**What to do:** Write out every record in full, exactly as written, please.

Dataset entries on figures
• • • •

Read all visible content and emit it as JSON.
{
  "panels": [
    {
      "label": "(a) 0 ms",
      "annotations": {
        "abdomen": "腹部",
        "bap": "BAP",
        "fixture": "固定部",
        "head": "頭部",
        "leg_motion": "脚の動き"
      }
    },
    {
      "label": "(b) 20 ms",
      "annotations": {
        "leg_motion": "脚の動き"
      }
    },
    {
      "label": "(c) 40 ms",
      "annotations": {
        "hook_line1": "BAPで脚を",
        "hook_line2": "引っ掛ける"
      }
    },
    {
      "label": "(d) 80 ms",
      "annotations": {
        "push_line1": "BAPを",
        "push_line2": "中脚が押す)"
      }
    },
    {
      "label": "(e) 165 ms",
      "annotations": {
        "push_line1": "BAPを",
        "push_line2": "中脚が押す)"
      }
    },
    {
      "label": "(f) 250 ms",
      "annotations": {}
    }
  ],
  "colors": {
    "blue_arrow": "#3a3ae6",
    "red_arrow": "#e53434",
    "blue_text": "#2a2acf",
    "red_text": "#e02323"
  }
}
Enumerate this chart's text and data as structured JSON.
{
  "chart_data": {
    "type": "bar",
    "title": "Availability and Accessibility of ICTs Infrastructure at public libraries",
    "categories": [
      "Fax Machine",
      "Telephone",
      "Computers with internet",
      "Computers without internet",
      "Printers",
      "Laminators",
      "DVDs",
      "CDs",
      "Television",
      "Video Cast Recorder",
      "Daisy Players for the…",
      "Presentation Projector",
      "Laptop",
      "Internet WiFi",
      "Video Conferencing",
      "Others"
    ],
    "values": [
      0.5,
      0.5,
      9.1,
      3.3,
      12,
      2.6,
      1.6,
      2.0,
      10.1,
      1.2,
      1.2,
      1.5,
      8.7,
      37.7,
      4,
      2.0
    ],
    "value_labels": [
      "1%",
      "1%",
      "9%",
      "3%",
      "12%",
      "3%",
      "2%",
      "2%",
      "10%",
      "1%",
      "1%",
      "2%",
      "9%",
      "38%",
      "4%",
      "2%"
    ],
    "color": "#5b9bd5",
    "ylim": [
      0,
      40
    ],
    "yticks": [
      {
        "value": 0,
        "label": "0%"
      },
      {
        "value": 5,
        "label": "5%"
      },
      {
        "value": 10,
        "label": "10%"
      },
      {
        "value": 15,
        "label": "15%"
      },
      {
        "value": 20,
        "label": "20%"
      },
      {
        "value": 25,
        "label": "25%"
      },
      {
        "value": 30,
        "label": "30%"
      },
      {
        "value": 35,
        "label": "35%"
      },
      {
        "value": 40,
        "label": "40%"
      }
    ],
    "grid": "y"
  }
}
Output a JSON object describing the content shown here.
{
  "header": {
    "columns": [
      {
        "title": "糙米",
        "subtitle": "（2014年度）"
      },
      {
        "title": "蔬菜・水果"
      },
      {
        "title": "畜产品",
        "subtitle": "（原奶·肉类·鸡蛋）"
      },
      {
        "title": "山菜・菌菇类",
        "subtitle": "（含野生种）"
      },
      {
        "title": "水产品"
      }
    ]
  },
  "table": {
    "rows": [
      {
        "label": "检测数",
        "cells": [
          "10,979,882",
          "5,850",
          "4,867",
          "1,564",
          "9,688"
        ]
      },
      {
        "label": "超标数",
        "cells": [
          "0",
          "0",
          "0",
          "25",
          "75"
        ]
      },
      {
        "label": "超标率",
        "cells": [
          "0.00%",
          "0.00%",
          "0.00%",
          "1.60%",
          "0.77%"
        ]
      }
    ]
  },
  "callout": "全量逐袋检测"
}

• • • •

**Task answer:**
Read all visible content and emit it as JSON.
{
  "panels": [
    {
      "label": "(a) 0 ms",
      "annotations": {
        "abdomen": "腹部",
        "bap": "BAP",
        "fixture": "固定部",
        "head": "頭部",
        "leg_motion": "脚の動き"
      }
    },
    {
      "label": "(b) 20 ms",
      "annotations": {
        "leg_motion": "脚の動き"
      }
    },
    {
      "label": "(c) 40 ms",
      "annotations": {
        "hook_line1": "BAPで脚を",
        "hook_line2": "引っ掛ける"
      }
    },
    {
      "label": "(d) 80 ms",
      "annotations": {
        "push_line1": "BAPを",
        "push_line2": "中脚が押す)"
      }
    },
    {
      "label": "(e) 165 ms",
      "annotations": {
        "push_line1": "BAPを",
        "push_line2": "中脚が押す)"
      }
    },
    {
      "label": "(f) 250 ms",
      "annotations": {}
    }
  ],
  "colors": {
    "blue_arrow": "#3a3ae6",
    "red_arrow": "#e53434",
    "blue_text": "#2a2acf",
    "red_text": "#e02323"
  }
}
Enumerate this chart's text and data as structured JSON.
{
  "chart_data": {
    "type": "bar",
    "title": "Availability and Accessibility of ICTs Infrastructure at public libraries",
    "categories": [
      "Fax Machine",
      "Telephone",
      "Computers with internet",
      "Computers without internet",
      "Printers",
      "Laminators",
      "DVDs",
      "CDs",
      "Television",
      "Video Cast Recorder",
      "Daisy Players for the…",
      "Presentation Projector",
      "Laptop",
      "Internet WiFi",
      "Video Conferencing",
      "Others"
    ],
    "values": [
      0.5,
      0.5,
      9.1,
      3.3,
      12,
      2.6,
      1.6,
      2.0,
      10.1,
      1.2,
      1.2,
      1.5,
      8.7,
      37.7,
      4,
      2.0
    ],
    "value_labels": [
      "1%",
      "1%",
      "9%",
      "3%",
      "12%",
      "3%",
      "2%",
      "2%",
      "10%",
      "1%",
      "1%",
      "2%",
      "9%",
      "38%",
      "4%",
      "2%"
    ],
    "color": "#5b9bd5",
    "ylim": [
      0,
      40
    ],
    "yticks": [
      {
        "value": 0,
        "label": "0%"
      },
      {
        "value": 5,
        "label": "5%"
      },
      {
        "value": 10,
        "label": "10%"
      },
      {
        "value": 15,
        "label": "15%"
      },
      {
        "value": 20,
        "label": "20%"
      },
      {
        "value": 25,
        "label": "25%"
      },
      {
        "value": 30,
        "label": "30%"
      },
      {
        "value": 35,
        "label": "35%"
      },
      {
        "value": 40,
        "label": "40%"
      }
    ],
    "grid": "y"
  }
}
Output a JSON object describing the content shown here.
{
  "header": {
    "columns": [
      {
        "title": "糙米",
        "subtitle": "（2014年度）"
      },
      {
        "title": "蔬菜・水果"
      },
      {
        "title": "畜产品",
        "subtitle": "（原奶·肉类·鸡蛋）"
      },
      {
        "title": "山菜・菌菇类",
        "subtitle": "（含野生种）"
      },
      {
        "title": "水产品"
      }
    ]
  },
  "table": {
    "rows": [
      {
        "label": "检测数",
        "cells": [
          "10,979,882",
          "5,850",
          "4,867",
          "1,564",
          "9,688"
        ]
      },
      {
        "label": "超标数",
        "cells": [
          "0",
          "0",
          "0",
          "25",
          "75"
        ]
      },
      {
        "label": "超标率",
        "cells": [
          "0.00%",
          "0.00%",
          "0.00%",
          "1.60%",
          "0.77%"
        ]
      }
    ]
  },
  "callout": "全量逐袋检测"
}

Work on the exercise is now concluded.